Stored data
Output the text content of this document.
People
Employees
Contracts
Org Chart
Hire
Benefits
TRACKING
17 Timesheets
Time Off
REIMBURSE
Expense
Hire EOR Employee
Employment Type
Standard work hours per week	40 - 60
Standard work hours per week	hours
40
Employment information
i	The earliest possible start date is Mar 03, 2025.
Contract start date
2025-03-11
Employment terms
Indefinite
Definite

▸ **Objective**:
Repeat every record, keeping each word and mark exactly as it is.

▸ **The answer**:
Output the text content of this document.
People
Employees
Contracts
Org Chart
Hire
Benefits
TRACKING
17 Timesheets
Time Off
REIMBURSE
Expense
Hire EOR Employee
Employment Type
Standard work hours per week	40 - 60
Standard work hours per week	hours
40
Employment information
i	The earliest possible start date is Mar 03, 2025.
Contract start date
2025-03-11
Employment terms
Indefinite
Definite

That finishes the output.